## What you are asked to do
Filter this material down to the lines that hold "percentage", copying each one.

--- start Given information ---

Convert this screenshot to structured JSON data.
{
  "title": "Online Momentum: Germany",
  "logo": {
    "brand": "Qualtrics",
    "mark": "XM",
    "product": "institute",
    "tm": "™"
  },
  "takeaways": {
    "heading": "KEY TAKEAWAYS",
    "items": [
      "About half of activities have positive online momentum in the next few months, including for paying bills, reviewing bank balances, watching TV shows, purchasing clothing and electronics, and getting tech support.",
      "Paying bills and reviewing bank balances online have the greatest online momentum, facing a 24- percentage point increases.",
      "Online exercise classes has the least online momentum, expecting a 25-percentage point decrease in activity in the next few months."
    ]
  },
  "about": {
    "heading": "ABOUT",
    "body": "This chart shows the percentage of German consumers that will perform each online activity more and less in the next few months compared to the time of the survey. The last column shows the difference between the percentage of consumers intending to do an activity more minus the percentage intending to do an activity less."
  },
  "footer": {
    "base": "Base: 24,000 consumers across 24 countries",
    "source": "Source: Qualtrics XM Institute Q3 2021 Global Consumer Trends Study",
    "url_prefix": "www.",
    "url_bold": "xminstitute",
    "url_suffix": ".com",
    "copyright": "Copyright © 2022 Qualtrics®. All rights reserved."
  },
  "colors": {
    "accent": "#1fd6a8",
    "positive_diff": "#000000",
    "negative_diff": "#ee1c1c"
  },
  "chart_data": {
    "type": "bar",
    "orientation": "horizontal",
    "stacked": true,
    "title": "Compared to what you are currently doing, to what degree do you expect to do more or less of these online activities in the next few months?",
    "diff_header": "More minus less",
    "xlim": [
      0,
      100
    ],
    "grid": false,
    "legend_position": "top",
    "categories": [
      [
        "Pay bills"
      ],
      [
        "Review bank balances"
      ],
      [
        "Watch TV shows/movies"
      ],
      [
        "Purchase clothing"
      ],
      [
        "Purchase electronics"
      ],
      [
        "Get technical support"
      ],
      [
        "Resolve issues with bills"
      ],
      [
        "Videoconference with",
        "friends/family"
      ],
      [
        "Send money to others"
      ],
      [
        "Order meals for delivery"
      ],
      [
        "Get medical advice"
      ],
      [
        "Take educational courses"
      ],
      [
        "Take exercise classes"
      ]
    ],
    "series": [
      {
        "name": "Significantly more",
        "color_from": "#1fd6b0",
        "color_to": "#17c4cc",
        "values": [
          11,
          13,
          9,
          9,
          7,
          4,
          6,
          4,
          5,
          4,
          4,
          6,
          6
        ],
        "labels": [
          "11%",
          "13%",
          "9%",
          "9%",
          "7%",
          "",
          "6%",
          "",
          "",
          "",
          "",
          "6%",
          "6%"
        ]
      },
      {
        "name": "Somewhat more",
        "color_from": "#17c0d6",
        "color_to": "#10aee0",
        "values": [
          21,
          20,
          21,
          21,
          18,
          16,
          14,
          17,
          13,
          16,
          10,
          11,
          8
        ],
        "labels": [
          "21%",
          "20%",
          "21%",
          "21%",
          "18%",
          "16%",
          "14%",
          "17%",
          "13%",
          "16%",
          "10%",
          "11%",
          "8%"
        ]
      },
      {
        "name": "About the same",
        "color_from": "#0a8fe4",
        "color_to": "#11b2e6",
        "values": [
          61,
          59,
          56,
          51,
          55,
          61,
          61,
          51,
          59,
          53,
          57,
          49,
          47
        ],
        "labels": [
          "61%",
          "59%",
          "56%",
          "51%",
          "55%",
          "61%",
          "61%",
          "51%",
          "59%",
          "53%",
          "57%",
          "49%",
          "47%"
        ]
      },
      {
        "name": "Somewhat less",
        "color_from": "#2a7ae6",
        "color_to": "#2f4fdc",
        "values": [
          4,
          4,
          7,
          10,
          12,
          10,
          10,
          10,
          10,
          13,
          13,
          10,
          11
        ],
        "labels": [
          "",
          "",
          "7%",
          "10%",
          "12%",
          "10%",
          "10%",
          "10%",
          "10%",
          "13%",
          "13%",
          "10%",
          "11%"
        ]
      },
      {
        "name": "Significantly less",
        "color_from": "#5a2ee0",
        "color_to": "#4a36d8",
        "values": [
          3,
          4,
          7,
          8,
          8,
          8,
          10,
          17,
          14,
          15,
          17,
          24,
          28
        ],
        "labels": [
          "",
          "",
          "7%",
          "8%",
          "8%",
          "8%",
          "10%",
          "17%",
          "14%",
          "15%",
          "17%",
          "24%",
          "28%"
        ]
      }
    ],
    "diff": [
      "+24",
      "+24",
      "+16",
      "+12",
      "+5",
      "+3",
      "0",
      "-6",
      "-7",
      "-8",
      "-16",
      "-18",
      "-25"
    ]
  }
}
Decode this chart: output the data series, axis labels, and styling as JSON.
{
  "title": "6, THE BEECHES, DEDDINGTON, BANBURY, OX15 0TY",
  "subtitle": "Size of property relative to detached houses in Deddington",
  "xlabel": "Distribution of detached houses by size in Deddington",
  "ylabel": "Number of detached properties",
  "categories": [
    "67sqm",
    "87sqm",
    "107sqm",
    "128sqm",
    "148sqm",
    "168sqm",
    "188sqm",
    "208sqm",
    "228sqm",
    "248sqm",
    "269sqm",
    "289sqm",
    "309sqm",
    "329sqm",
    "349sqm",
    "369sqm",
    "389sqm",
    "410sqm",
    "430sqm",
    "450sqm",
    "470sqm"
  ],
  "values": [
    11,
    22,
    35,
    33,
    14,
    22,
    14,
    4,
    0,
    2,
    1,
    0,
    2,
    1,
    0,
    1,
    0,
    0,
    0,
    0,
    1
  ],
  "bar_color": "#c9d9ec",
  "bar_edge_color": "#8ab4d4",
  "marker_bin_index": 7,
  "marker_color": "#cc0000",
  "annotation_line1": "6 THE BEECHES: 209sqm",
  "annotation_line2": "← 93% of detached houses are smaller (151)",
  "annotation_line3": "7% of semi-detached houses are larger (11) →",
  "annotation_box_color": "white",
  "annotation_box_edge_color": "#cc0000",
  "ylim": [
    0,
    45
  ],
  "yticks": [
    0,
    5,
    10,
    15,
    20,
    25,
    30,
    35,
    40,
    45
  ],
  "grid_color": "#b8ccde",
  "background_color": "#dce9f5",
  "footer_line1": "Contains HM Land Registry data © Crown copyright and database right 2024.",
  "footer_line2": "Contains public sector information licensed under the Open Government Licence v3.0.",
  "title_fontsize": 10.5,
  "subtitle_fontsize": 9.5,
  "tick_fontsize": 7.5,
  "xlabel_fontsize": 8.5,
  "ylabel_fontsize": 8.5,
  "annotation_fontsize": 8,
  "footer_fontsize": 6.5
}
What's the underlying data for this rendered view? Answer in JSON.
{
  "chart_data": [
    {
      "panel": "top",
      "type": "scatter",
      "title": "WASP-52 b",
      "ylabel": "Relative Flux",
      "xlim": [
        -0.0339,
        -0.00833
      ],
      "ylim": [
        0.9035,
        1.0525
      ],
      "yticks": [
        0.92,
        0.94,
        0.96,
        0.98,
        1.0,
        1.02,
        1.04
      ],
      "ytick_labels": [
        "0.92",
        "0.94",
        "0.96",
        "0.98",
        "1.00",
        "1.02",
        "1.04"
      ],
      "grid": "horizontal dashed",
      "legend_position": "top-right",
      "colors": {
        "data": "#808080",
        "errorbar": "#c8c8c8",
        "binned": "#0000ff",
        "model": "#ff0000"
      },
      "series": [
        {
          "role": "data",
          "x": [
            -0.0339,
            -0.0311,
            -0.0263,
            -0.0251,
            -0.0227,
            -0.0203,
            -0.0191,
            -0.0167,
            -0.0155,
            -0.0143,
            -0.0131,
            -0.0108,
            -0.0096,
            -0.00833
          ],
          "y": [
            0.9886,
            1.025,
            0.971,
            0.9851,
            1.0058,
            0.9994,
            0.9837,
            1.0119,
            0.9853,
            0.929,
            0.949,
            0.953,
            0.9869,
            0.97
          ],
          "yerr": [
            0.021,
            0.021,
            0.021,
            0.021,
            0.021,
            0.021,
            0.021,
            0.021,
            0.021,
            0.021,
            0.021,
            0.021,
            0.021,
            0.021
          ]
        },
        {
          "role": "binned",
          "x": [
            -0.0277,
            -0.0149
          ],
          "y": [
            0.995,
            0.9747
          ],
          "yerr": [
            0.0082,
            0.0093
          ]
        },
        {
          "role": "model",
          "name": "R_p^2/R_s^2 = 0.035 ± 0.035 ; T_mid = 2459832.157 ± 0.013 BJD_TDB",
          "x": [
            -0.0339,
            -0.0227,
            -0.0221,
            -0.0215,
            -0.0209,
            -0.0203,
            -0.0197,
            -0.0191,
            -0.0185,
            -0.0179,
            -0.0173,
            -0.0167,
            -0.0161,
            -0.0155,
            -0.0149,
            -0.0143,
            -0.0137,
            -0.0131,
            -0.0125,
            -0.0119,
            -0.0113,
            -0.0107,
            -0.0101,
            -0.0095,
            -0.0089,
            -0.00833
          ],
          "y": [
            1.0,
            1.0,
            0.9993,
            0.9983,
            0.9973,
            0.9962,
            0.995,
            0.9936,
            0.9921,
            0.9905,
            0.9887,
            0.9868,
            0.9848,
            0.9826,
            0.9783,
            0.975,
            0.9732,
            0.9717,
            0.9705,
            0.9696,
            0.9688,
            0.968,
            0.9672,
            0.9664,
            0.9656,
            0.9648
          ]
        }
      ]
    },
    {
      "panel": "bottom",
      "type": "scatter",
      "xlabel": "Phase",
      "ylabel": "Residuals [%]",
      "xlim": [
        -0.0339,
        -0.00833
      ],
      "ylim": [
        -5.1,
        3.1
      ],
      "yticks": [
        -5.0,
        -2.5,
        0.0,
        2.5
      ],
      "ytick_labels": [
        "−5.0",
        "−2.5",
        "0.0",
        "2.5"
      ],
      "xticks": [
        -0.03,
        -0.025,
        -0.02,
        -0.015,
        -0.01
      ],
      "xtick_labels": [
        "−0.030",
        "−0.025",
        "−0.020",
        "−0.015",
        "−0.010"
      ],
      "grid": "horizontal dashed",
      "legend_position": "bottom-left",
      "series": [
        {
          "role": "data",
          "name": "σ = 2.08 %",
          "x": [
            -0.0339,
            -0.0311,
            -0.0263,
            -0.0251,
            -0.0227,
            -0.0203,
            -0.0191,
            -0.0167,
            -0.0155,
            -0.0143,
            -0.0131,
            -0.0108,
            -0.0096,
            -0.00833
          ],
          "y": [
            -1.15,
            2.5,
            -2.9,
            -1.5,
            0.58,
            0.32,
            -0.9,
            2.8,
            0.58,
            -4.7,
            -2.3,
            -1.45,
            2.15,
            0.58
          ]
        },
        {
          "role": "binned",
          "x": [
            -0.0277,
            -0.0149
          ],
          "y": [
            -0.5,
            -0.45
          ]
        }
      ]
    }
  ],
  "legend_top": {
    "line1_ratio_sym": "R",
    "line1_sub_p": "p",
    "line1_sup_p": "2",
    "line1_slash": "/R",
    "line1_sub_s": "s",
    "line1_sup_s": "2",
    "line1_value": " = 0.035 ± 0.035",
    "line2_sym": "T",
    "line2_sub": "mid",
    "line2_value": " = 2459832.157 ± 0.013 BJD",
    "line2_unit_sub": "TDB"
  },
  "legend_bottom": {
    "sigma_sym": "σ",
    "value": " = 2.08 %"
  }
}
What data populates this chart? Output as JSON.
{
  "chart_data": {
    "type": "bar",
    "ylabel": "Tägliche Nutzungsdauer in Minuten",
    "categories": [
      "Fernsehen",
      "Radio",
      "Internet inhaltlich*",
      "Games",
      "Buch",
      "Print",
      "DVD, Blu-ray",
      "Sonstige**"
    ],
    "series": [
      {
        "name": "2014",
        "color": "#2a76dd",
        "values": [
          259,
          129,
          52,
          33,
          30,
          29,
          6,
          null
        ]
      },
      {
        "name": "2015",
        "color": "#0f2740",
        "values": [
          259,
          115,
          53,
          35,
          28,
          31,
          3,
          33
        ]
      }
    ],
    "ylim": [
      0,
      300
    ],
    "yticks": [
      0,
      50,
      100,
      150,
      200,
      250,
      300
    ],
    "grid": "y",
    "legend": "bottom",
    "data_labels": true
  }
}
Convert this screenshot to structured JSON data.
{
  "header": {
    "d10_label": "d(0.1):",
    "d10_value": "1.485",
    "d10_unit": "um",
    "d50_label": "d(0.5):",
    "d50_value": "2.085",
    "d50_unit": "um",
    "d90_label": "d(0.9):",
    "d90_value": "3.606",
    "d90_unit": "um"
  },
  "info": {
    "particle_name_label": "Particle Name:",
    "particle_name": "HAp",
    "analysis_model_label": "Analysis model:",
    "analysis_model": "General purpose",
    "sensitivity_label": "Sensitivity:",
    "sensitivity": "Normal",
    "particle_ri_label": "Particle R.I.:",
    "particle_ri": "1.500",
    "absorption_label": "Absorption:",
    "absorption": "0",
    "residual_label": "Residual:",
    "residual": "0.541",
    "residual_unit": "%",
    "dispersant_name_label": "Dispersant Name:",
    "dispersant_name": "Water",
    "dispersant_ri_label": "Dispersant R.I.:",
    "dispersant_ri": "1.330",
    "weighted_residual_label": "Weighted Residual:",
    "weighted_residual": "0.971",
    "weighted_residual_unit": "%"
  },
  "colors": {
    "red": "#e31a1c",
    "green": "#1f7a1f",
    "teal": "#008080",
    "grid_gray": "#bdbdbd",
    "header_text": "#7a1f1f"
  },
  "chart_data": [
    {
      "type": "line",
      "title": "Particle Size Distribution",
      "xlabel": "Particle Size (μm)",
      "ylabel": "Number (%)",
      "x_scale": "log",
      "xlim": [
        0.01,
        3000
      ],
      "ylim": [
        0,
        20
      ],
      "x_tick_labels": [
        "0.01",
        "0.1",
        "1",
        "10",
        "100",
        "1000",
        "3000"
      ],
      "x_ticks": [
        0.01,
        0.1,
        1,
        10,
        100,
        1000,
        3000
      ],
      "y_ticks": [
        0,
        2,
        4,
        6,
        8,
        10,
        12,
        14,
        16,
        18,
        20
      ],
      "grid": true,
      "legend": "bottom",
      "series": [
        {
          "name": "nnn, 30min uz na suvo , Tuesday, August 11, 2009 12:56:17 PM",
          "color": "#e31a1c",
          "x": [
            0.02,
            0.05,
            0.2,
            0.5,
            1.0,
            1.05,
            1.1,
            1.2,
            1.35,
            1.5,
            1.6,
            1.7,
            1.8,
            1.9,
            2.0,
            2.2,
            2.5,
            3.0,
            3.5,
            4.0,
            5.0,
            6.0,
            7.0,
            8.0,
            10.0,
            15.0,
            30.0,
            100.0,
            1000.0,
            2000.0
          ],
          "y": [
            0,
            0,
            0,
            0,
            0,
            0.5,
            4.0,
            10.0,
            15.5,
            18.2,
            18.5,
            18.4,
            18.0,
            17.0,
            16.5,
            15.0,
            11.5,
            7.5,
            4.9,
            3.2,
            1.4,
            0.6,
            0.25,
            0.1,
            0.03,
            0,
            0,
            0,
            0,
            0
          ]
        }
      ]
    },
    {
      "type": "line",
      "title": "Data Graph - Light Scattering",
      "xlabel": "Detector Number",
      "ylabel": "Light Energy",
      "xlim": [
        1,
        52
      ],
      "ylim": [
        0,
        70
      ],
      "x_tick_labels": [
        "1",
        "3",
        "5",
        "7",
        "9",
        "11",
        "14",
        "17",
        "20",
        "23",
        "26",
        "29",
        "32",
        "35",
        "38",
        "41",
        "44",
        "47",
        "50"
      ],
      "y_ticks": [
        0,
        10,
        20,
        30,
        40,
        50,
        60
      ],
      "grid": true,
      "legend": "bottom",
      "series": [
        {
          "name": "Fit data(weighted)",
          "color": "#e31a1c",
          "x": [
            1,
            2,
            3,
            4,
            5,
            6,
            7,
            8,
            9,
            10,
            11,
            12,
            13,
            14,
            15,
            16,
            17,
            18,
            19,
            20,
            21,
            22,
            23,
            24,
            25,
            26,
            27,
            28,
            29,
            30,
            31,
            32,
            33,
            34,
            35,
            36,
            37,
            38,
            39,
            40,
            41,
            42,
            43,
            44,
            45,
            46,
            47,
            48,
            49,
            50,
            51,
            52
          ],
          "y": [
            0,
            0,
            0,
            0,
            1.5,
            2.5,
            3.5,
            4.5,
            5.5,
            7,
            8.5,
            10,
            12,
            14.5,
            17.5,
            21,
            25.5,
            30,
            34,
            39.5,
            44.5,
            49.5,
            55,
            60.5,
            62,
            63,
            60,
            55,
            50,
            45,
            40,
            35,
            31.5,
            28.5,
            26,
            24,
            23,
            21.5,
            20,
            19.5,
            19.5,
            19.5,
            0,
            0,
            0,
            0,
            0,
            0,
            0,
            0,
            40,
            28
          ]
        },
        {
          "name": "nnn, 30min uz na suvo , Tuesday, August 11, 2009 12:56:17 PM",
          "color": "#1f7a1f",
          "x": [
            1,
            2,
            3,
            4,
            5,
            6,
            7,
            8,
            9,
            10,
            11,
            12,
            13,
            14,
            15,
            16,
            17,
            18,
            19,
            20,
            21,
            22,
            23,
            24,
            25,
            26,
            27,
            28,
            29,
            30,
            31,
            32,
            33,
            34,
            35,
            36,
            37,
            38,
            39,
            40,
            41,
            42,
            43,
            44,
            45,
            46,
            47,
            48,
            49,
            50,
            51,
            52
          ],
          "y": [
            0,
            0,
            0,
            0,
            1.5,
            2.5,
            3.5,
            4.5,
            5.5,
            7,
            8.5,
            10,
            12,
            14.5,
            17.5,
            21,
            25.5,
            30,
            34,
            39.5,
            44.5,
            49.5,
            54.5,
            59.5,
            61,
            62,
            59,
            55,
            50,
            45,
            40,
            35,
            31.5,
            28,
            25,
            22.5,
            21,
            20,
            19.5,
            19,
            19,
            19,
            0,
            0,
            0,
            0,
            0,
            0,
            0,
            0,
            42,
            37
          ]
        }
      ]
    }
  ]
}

--- end Given information ---

## Answer for this exercise
      "Paying bills and reviewing bank balances online have the greatest online momentum, facing a 24- percentage point increases.",
      "Online exercise classes has the least online momentum, expecting a 25-percentage point decrease in activity in the next few months."
    "body": "This chart shows the percentage of German consumers that will perform each online activity more and less in the next few months compared to the time of the survey. The last column shows the difference between the percentage of consumers intending to do an activity more minus the percentage intending to do an activity less."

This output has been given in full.